From   "Nick Cox" <[email protected]>
To   <[email protected]>
Subject   st: RE: non parametric anova equivalent for factorial experiments?
Date   Thu, 4 Mar 2010 14:07:27 -0000

I'd translate the problem into an equivalent regression-type model. I
think practitioners vary in how seriously to take these preliminary
tests and that in practice ANOVA often works well despite mild
deviations from ideal conditions. 

The point need not be an article of faith. Guessing that the problem is
a highish outlier, I'd explore sensitivity to the outlier by 

glm ... 
glm ... , link(power 0.5) 
glm ... , link(log) 

where ... indicates the appropriate response and predictors. That would
require use of factor variables (11) or -xi- (<= 10). 

I'd then monitor how the questionable data points move around on
residual vs fitted plots and observed vs fitted plots. -modeldiag- from
SJ 4(4) contains plotting commands that work after -glm-. 

Alona will find examples of -glm-s being applied in our joint paper: 

Cox, N.J. J. Warburton, A. Armstrong and V.J. Holliday. 2008. Fitting
concentration and load rating curves with generalised linear models.

__Extracted material__.
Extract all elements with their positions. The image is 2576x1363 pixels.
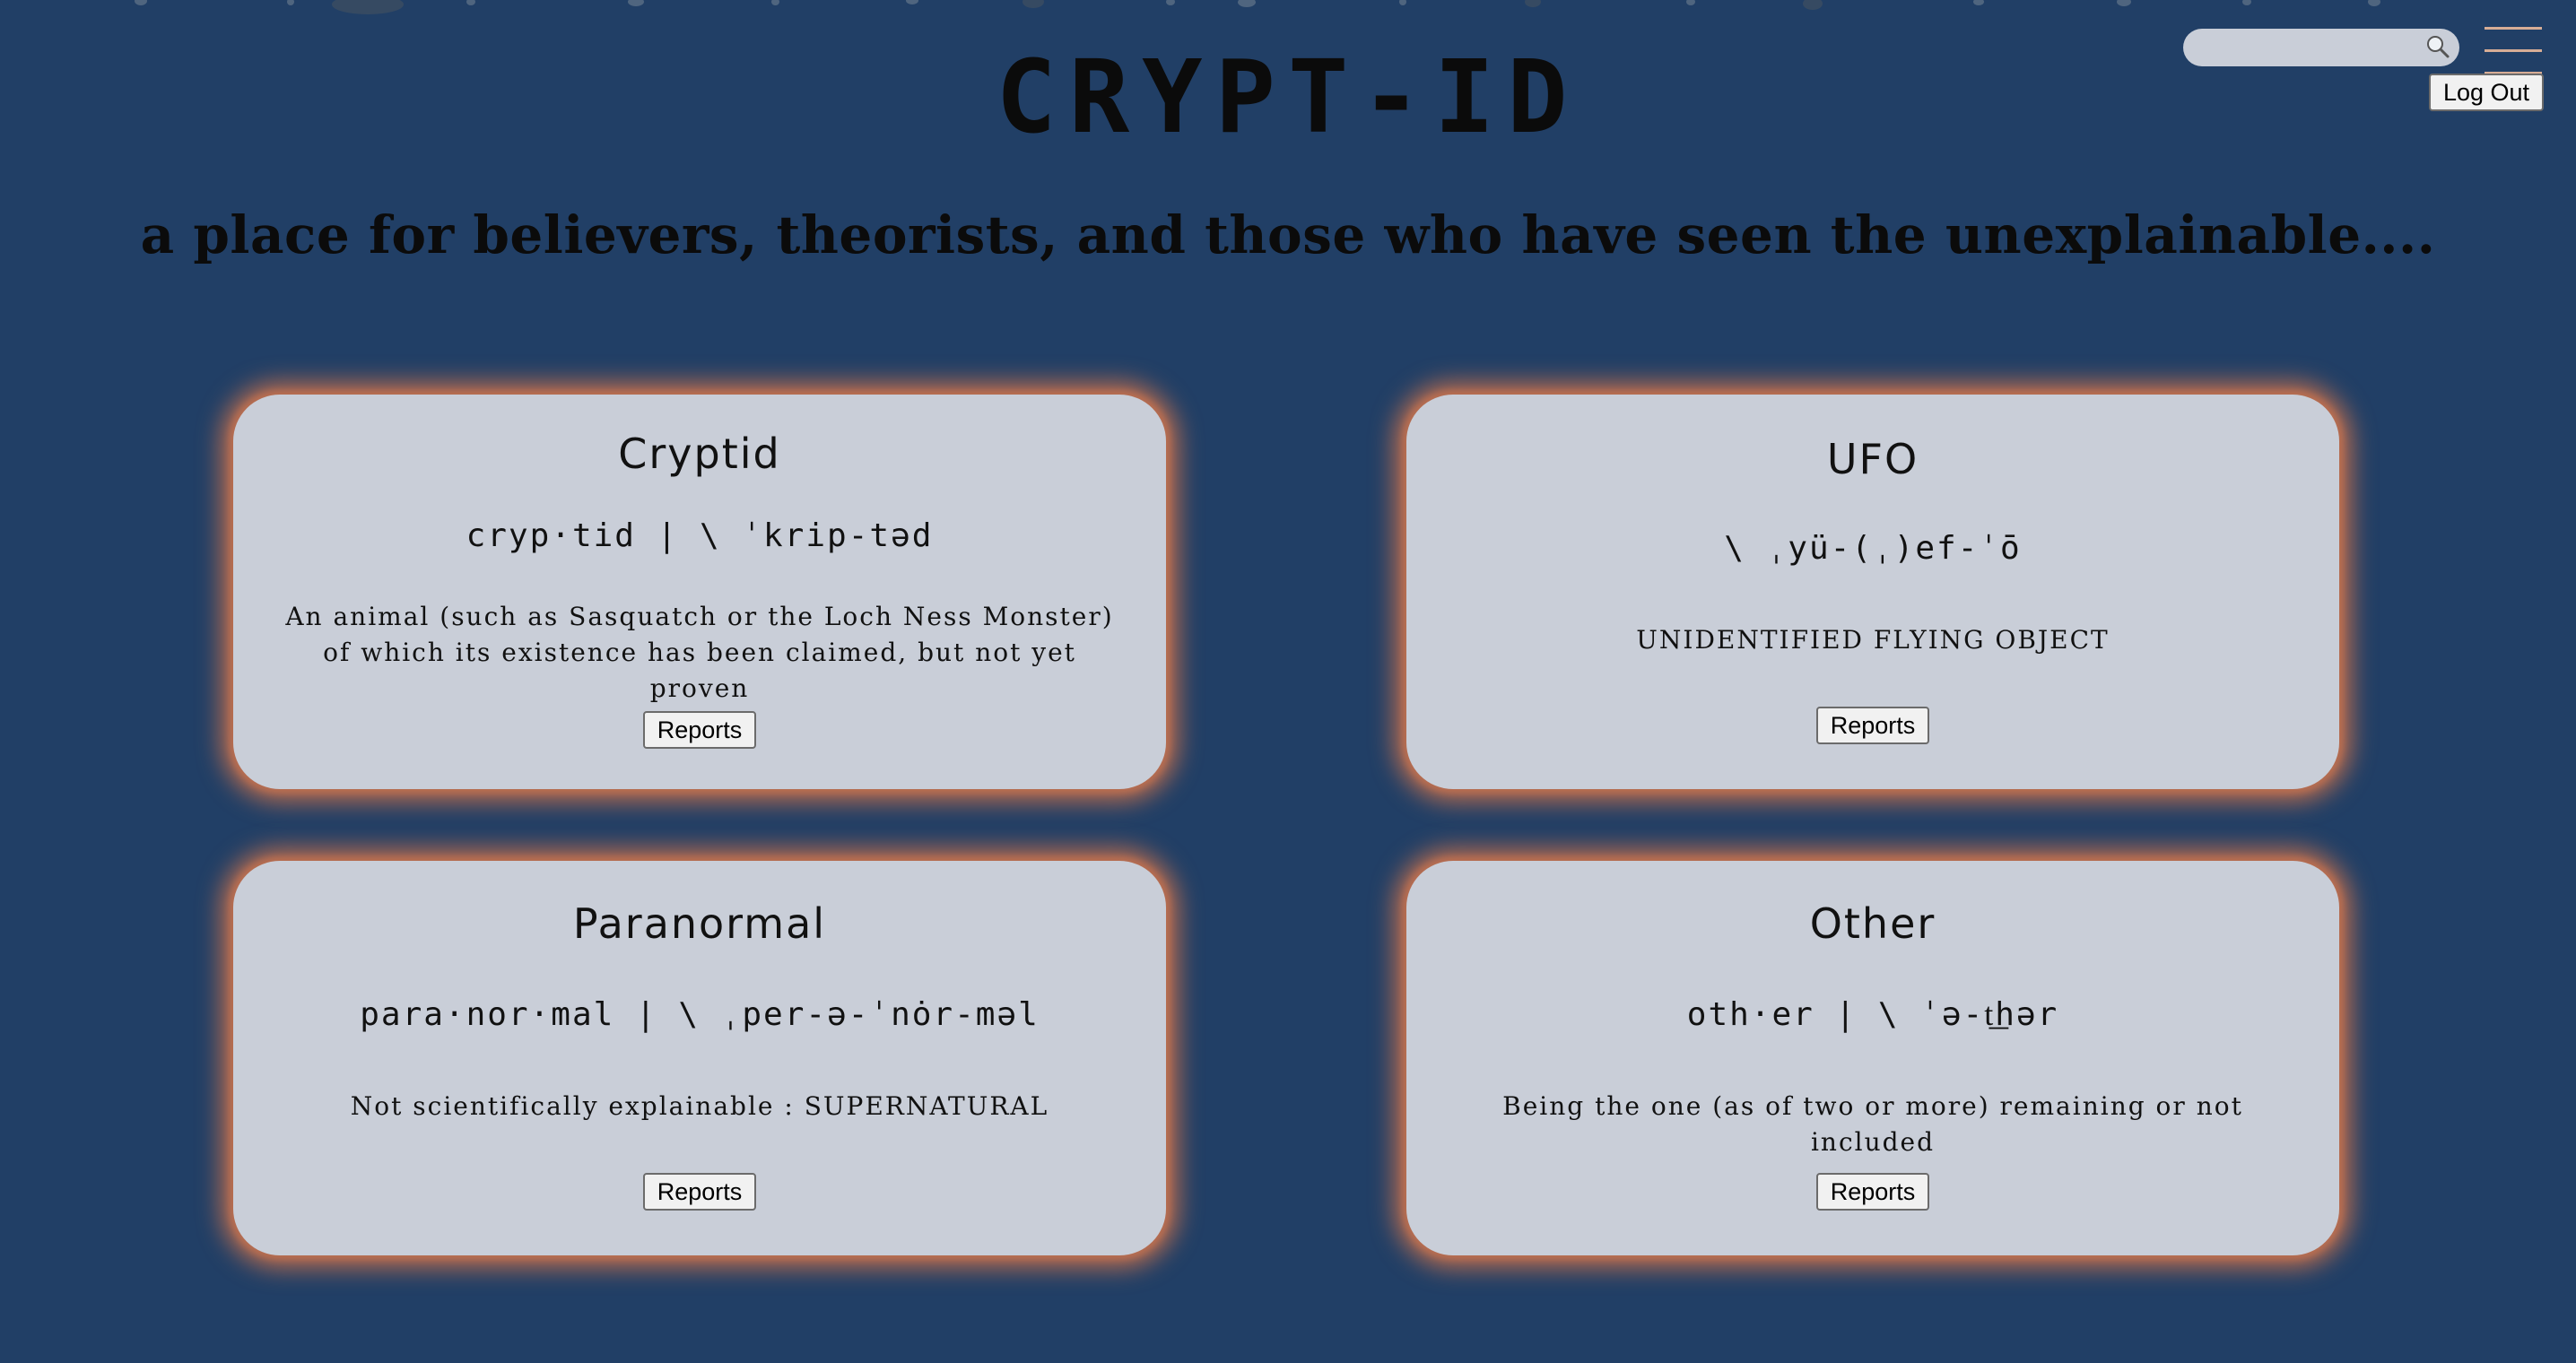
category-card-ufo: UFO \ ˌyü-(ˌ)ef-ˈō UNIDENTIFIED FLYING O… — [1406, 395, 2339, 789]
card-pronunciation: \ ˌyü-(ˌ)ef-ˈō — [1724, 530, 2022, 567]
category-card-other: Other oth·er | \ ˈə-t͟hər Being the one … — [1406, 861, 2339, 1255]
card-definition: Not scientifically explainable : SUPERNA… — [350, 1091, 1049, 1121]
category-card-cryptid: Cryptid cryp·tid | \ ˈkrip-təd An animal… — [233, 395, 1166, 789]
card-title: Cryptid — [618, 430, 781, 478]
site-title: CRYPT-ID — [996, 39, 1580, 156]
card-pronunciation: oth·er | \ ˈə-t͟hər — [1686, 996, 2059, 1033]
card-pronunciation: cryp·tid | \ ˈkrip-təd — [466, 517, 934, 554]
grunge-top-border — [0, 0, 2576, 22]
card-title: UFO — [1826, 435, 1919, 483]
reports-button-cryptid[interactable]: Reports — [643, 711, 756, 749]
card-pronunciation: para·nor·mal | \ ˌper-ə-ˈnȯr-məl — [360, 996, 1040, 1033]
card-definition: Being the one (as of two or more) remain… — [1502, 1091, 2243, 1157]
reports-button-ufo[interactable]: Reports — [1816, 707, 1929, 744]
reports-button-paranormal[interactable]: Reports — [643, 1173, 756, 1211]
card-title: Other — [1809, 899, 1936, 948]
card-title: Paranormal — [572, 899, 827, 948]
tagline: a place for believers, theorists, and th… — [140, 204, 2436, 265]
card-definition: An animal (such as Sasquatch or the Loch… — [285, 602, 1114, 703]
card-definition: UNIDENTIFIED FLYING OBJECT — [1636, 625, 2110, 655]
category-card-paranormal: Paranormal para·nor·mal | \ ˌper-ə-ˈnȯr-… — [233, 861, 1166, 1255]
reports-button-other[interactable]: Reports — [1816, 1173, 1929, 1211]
---
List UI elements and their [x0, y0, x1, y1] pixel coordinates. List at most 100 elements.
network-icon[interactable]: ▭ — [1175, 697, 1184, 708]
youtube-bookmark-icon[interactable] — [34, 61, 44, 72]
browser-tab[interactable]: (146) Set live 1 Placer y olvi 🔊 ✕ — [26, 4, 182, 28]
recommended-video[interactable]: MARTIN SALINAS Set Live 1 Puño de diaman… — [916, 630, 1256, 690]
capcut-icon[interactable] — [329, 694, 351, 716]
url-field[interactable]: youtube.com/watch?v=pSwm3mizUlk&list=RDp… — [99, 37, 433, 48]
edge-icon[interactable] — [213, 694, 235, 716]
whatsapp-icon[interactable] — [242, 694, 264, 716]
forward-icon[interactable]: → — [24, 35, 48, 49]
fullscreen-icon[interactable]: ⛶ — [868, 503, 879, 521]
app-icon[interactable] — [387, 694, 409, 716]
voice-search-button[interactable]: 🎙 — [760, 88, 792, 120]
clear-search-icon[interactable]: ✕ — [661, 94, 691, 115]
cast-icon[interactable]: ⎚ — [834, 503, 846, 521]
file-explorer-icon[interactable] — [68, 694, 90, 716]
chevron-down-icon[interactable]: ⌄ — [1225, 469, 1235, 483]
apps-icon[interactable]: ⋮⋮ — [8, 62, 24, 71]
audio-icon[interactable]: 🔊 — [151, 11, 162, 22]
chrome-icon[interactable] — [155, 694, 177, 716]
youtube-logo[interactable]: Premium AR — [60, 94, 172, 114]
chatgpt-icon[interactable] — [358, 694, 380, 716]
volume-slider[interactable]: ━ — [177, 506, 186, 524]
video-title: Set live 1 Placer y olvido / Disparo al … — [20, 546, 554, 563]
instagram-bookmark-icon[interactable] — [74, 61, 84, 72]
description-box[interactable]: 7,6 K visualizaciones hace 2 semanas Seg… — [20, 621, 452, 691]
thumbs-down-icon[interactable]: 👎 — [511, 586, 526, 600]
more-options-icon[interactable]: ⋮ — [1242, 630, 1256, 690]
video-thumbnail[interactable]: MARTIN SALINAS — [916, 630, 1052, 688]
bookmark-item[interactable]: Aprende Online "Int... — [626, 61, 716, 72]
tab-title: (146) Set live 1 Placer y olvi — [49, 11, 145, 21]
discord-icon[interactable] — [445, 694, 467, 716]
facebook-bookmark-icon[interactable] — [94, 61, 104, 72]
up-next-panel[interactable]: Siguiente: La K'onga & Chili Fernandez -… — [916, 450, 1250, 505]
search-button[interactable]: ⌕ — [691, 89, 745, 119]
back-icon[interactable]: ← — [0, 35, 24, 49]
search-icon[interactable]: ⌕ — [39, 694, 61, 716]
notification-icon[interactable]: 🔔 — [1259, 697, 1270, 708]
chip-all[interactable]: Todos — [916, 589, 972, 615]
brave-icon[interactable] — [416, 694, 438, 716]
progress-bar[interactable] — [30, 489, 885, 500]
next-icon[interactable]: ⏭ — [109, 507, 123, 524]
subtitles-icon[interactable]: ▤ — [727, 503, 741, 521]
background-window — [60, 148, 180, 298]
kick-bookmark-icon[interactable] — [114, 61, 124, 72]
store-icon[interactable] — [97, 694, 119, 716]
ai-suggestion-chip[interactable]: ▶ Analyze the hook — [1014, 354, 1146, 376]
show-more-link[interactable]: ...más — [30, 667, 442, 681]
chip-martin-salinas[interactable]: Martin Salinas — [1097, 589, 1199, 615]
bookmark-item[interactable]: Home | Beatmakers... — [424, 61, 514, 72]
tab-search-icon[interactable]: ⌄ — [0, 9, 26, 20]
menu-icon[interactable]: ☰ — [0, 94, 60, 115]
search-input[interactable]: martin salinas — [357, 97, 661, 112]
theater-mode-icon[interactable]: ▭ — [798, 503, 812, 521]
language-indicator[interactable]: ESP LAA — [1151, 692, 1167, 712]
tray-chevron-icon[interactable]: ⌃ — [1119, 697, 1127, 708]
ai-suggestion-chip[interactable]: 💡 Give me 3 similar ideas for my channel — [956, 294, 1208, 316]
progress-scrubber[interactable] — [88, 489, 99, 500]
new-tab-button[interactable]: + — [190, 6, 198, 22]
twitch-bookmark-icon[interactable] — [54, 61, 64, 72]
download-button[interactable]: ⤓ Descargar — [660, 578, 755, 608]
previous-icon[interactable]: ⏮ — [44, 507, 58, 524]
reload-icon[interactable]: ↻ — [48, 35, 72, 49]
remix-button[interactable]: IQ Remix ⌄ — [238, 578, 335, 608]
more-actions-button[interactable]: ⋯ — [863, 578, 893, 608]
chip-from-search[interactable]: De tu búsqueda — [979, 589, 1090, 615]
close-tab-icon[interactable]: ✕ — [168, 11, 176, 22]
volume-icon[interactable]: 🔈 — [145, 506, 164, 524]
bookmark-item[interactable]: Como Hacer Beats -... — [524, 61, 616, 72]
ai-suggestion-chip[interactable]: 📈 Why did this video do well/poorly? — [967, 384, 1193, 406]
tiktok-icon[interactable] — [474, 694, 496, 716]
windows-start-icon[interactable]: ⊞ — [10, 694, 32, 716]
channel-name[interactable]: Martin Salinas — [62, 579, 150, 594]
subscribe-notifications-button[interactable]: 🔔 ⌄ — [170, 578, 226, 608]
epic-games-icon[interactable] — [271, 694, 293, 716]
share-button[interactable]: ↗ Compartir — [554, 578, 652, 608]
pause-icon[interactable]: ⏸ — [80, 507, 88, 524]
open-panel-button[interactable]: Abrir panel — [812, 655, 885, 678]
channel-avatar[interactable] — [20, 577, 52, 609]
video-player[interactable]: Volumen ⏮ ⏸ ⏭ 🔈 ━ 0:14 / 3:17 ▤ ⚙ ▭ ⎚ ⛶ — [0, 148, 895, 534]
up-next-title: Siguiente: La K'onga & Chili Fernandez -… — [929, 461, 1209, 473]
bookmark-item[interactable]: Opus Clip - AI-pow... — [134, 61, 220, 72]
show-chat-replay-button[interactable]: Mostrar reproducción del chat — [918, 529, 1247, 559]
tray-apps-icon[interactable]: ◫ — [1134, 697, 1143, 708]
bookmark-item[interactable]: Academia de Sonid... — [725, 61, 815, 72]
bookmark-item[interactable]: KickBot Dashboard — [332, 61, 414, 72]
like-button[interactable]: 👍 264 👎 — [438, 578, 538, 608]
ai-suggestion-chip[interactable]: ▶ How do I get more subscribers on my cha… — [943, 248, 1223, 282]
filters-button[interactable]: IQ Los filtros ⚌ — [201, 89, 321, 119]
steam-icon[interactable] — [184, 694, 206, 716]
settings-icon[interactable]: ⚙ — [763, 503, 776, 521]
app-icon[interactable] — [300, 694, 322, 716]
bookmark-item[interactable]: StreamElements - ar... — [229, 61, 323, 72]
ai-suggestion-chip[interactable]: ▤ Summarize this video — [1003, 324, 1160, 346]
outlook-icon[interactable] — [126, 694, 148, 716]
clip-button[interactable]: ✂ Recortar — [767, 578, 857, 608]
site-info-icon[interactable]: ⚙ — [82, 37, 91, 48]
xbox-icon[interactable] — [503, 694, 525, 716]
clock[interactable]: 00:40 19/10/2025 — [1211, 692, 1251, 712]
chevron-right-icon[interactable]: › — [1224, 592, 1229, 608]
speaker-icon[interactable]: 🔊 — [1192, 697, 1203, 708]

__Requirement 1__. Name every author of the 2008 paper cited at the end of the email about nonparametric ANOVA.
__Requirement 2__. In the email about nonparametric ANOVA, what does SJ 4(4) contain that offers plotting commands usable after -glm-?

__Response 1__. N.J. Cox, J. Warburton, A. Armstrong, V.J. Holliday

__Response 2__. -modeldiag-